=== Input ===
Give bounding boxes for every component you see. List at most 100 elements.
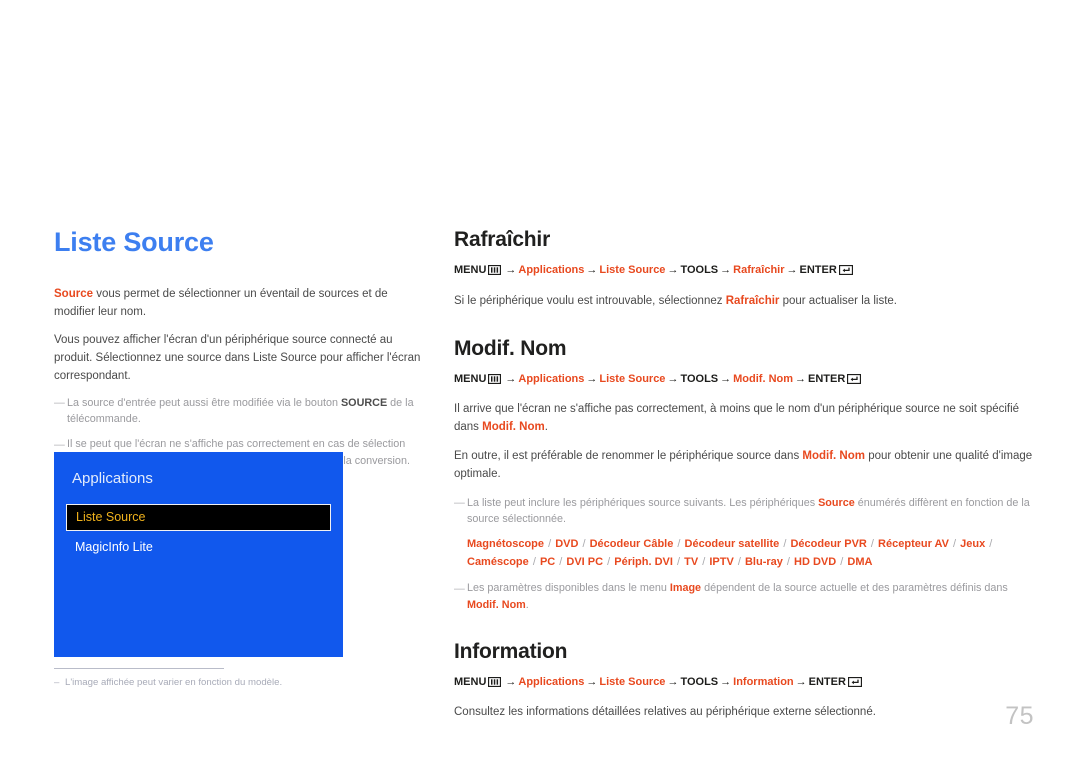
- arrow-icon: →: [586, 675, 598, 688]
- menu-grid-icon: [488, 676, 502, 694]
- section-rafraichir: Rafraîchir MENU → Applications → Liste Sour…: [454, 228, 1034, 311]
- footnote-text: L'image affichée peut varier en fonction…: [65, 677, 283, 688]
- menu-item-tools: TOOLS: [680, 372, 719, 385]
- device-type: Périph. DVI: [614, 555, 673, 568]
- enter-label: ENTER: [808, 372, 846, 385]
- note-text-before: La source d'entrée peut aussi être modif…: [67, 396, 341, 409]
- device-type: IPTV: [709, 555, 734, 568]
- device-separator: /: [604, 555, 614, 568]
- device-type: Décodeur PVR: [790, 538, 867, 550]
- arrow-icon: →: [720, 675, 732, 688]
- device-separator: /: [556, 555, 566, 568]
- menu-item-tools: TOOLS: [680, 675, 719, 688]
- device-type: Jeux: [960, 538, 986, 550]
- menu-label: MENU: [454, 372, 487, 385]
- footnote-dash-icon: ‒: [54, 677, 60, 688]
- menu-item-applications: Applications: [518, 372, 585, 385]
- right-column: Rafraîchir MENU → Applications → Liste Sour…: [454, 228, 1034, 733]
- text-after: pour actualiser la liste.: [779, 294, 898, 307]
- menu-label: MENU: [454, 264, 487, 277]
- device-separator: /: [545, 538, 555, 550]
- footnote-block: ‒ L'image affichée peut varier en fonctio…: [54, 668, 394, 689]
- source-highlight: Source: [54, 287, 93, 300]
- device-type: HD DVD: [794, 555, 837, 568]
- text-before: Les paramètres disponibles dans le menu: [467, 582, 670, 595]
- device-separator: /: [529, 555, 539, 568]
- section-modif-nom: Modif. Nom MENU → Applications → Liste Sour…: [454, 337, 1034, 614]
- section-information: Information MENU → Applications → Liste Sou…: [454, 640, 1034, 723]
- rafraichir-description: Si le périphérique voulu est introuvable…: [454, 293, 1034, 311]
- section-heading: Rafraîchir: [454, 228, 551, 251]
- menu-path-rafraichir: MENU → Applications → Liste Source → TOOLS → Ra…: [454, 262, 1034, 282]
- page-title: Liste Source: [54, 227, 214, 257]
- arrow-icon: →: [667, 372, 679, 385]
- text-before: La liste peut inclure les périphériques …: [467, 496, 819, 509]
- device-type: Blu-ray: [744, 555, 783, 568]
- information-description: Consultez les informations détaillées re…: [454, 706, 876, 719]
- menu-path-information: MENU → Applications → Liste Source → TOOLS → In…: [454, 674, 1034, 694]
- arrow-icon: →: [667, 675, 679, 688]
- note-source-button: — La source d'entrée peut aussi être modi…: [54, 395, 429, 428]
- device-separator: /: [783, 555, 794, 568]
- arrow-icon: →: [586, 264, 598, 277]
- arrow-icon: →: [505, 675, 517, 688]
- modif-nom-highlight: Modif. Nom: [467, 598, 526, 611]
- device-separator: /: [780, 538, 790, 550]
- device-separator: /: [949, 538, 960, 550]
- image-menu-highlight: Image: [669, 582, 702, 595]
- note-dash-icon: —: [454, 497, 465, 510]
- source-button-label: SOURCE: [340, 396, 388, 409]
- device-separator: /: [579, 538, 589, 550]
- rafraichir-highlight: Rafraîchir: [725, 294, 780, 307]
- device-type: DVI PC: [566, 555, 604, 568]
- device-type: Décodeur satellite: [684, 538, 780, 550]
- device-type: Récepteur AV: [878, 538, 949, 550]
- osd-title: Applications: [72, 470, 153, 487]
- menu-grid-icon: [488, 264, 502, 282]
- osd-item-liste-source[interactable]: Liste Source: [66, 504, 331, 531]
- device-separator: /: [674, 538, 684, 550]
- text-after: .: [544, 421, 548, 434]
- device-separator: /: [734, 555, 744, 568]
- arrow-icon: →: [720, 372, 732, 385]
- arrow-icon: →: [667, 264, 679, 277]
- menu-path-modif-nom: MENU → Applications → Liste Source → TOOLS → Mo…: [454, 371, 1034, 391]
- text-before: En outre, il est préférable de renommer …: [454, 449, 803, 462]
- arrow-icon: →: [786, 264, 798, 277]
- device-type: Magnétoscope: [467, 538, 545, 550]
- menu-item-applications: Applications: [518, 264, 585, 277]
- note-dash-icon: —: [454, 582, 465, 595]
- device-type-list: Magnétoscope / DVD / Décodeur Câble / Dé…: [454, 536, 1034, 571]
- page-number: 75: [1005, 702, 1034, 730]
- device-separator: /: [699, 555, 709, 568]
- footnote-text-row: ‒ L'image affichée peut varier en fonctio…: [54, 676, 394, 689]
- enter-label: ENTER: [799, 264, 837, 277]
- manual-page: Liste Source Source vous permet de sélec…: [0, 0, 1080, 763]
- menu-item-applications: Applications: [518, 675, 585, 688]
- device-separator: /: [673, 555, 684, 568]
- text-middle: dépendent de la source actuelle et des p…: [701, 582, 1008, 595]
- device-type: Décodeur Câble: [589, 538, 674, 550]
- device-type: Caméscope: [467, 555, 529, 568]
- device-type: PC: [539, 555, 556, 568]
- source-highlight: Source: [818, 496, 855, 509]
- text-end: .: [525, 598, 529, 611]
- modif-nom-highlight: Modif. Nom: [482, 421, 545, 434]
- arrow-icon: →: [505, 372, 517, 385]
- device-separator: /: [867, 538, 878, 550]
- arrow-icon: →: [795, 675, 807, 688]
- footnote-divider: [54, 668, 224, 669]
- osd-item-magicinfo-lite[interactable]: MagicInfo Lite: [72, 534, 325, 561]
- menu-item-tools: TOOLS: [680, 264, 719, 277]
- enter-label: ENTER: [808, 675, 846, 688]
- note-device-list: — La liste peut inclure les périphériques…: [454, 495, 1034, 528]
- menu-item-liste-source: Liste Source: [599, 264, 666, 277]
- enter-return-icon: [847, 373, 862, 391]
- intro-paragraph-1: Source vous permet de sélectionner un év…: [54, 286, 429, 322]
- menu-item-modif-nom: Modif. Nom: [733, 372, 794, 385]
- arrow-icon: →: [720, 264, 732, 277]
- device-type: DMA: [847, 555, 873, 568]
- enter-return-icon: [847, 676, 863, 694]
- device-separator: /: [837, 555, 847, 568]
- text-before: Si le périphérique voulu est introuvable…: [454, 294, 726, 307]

=== Goal ===
Copy the entries above, replacing each "device-separator" with "device-divider" and leaving everything else unchanged. Omit the pictures.

=== Finished exercise ===
Give bounding boxes for every component you see. List at most 100 elements.
- arrow-icon: →: [586, 675, 598, 688]
- menu-grid-icon: [488, 676, 502, 694]
- section-rafraichir: Rafraîchir MENU → Applications → Liste Sour…: [454, 228, 1034, 311]
- footnote-text: L'image affichée peut varier en fonction…: [65, 677, 283, 688]
- menu-item-tools: TOOLS: [680, 372, 719, 385]
- device-type: Périph. DVI: [614, 555, 673, 568]
- enter-label: ENTER: [808, 372, 846, 385]
- note-text-before: La source d'entrée peut aussi être modif…: [67, 396, 341, 409]
- device-type: IPTV: [709, 555, 734, 568]
- device-divider: /: [604, 555, 614, 568]
- device-type: Décodeur PVR: [790, 538, 867, 550]
- arrow-icon: →: [720, 675, 732, 688]
- device-divider: /: [556, 555, 566, 568]
- menu-item-tools: TOOLS: [680, 675, 719, 688]
- device-type: Jeux: [960, 538, 986, 550]
- menu-label: MENU: [454, 372, 487, 385]
- footnote-dash-icon: ‒: [54, 677, 60, 688]
- menu-item-applications: Applications: [518, 372, 585, 385]
- right-column: Rafraîchir MENU → Applications → Liste Sour…: [454, 228, 1034, 733]
- text-after: pour actualiser la liste.: [779, 294, 898, 307]
- menu-label: MENU: [454, 264, 487, 277]
- device-divider: /: [545, 538, 555, 550]
- footnote-block: ‒ L'image affichée peut varier en fonctio…: [54, 668, 394, 689]
- source-highlight: Source: [54, 287, 93, 300]
- device-type: HD DVD: [794, 555, 837, 568]
- text-before: Les paramètres disponibles dans le menu: [467, 582, 670, 595]
- device-divider: /: [529, 555, 539, 568]
- section-modif-nom: Modif. Nom MENU → Applications → Liste Sour…: [454, 337, 1034, 614]
- section-information: Information MENU → Applications → Liste Sou…: [454, 640, 1034, 723]
- rafraichir-description: Si le périphérique voulu est introuvable…: [454, 293, 1034, 311]
- section-heading: Rafraîchir: [454, 228, 551, 251]
- menu-path-rafraichir: MENU → Applications → Liste Source → TOOLS → Ra…: [454, 262, 1034, 282]
- page-title: Liste Source: [54, 227, 214, 257]
- arrow-icon: →: [667, 372, 679, 385]
- text-before: La liste peut inclure les périphériques …: [467, 496, 819, 509]
- device-type: Blu-ray: [744, 555, 783, 568]
- information-description: Consultez les informations détaillées re…: [454, 706, 876, 719]
- menu-path-information: MENU → Applications → Liste Source → TOOLS → In…: [454, 674, 1034, 694]
- arrow-icon: →: [667, 675, 679, 688]
- note-source-button: — La source d'entrée peut aussi être modi…: [54, 395, 429, 428]
- device-divider: /: [783, 555, 794, 568]
- arrow-icon: →: [586, 264, 598, 277]
- arrow-icon: →: [505, 675, 517, 688]
- modif-nom-highlight: Modif. Nom: [467, 598, 526, 611]
- device-divider: /: [780, 538, 790, 550]
- device-divider: /: [949, 538, 960, 550]
- image-menu-highlight: Image: [669, 582, 702, 595]
- note-dash-icon: —: [454, 497, 465, 510]
- source-button-label: SOURCE: [340, 396, 388, 409]
- device-divider: /: [579, 538, 589, 550]
- rafraichir-highlight: Rafraîchir: [725, 294, 780, 307]
- device-type: DVI PC: [566, 555, 604, 568]
- device-type: Décodeur satellite: [684, 538, 780, 550]
- device-type: Récepteur AV: [878, 538, 949, 550]
- osd-title: Applications: [72, 470, 153, 487]
- menu-grid-icon: [488, 264, 502, 282]
- osd-item-liste-source[interactable]: Liste Source: [66, 504, 331, 531]
- device-divider: /: [674, 538, 684, 550]
- text-after: .: [544, 421, 548, 434]
- device-divider: /: [734, 555, 744, 568]
- arrow-icon: →: [720, 372, 732, 385]
- arrow-icon: →: [667, 264, 679, 277]
- menu-path-modif-nom: MENU → Applications → Liste Source → TOOLS → Mo…: [454, 371, 1034, 391]
- text-before: En outre, il est préférable de renommer …: [454, 449, 803, 462]
- arrow-icon: →: [786, 264, 798, 277]
- device-type: Magnétoscope: [467, 538, 545, 550]
- menu-item-applications: Applications: [518, 264, 585, 277]
- note-dash-icon: —: [454, 582, 465, 595]
- device-type-list: Magnétoscope / DVD / Décodeur Câble / Dé…: [454, 536, 1034, 571]
- page-number: 75: [1005, 702, 1034, 730]
- device-divider: /: [699, 555, 709, 568]
- footnote-text-row: ‒ L'image affichée peut varier en fonctio…: [54, 676, 394, 689]
- enter-label: ENTER: [799, 264, 837, 277]
- manual-page: Liste Source Source vous permet de sélec…: [0, 0, 1080, 763]
- menu-item-applications: Applications: [518, 675, 585, 688]
- device-divider: /: [673, 555, 684, 568]
- text-middle: dépendent de la source actuelle et des p…: [701, 582, 1008, 595]
- device-type: Décodeur Câble: [589, 538, 674, 550]
- device-type: Caméscope: [467, 555, 529, 568]
- device-type: PC: [539, 555, 556, 568]
- source-highlight: Source: [818, 496, 855, 509]
- text-end: .: [525, 598, 529, 611]
- modif-nom-highlight: Modif. Nom: [482, 421, 545, 434]
- arrow-icon: →: [505, 372, 517, 385]
- device-divider: /: [867, 538, 878, 550]
- arrow-icon: →: [795, 675, 807, 688]
- footnote-divider: [54, 668, 224, 669]
- osd-item-magicinfo-lite[interactable]: MagicInfo Lite: [72, 534, 325, 561]
- menu-item-tools: TOOLS: [680, 264, 719, 277]
- enter-label: ENTER: [808, 675, 846, 688]
- note-device-list: — La liste peut inclure les périphériques…: [454, 495, 1034, 528]
- menu-item-liste-source: Liste Source: [599, 264, 666, 277]
- enter-return-icon: [847, 373, 862, 391]
- intro-paragraph-1: Source vous permet de sélectionner un év…: [54, 286, 429, 322]
- menu-item-modif-nom: Modif. Nom: [733, 372, 794, 385]
- arrow-icon: →: [720, 264, 732, 277]
- device-type: DMA: [847, 555, 873, 568]
- enter-return-icon: [847, 676, 863, 694]
- device-divider: /: [837, 555, 847, 568]
- text-before: Si le périphérique voulu est introuvable…: [454, 294, 726, 307]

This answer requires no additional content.